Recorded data
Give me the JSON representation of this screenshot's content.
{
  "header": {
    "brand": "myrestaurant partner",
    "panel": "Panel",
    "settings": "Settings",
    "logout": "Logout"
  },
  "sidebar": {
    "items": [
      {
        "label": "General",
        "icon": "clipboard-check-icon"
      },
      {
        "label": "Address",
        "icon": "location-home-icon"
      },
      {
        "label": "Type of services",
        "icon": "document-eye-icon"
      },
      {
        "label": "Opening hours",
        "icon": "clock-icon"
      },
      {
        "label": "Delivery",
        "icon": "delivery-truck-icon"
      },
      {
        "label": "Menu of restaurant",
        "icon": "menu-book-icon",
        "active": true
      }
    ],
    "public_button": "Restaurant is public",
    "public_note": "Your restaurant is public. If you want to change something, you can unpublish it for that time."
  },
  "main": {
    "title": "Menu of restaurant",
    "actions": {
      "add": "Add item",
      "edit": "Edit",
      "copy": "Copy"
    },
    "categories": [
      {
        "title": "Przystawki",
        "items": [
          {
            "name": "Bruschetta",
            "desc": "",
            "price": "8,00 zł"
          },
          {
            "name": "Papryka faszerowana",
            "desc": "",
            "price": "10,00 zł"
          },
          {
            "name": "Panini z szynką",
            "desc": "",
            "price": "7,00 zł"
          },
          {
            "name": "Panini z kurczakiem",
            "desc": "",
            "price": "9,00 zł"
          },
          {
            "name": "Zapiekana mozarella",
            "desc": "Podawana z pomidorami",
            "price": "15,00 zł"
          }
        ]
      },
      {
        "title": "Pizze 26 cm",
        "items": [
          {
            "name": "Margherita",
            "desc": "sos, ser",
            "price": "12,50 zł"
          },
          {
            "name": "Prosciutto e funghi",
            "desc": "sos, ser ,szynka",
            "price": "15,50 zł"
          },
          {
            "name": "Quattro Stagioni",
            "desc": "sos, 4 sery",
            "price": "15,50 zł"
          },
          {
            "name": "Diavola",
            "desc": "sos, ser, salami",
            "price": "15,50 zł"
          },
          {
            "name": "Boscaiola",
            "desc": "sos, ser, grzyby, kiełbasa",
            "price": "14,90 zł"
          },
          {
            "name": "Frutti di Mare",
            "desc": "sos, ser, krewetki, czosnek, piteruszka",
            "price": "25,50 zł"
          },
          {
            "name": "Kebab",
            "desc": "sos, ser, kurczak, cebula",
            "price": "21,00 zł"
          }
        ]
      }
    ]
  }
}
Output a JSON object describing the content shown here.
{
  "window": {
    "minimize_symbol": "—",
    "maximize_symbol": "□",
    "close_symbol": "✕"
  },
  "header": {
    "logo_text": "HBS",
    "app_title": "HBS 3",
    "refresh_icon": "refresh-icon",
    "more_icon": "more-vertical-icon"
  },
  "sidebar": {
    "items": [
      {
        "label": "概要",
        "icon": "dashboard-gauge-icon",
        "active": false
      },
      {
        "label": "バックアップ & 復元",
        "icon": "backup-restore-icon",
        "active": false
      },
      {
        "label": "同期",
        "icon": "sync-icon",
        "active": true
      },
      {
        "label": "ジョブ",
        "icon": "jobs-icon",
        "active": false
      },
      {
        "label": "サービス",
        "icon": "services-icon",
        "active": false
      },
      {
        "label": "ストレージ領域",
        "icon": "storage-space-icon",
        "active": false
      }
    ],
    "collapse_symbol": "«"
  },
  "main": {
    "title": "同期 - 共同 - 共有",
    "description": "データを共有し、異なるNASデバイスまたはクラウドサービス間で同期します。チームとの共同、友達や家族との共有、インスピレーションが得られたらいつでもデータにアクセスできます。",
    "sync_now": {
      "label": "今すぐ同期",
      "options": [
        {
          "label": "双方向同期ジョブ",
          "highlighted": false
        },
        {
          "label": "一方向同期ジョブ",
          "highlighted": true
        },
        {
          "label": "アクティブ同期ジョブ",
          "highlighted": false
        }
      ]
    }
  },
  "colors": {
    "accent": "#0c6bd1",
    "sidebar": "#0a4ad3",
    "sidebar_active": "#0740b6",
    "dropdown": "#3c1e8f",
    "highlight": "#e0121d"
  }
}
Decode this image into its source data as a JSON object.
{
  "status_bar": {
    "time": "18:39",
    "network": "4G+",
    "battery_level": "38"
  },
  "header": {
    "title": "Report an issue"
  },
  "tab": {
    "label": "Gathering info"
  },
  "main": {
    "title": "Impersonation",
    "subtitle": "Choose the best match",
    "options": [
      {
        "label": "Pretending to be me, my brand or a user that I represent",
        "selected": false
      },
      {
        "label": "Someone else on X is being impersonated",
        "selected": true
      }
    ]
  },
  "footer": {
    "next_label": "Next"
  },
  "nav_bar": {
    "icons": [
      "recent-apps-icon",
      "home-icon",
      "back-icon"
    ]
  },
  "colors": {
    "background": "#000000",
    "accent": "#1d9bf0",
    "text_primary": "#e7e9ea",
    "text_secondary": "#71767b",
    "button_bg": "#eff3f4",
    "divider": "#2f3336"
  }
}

### Exercise
Some lines of the records may hold the word "time". How many do? Answer with a number and nothing else.

### Task output
2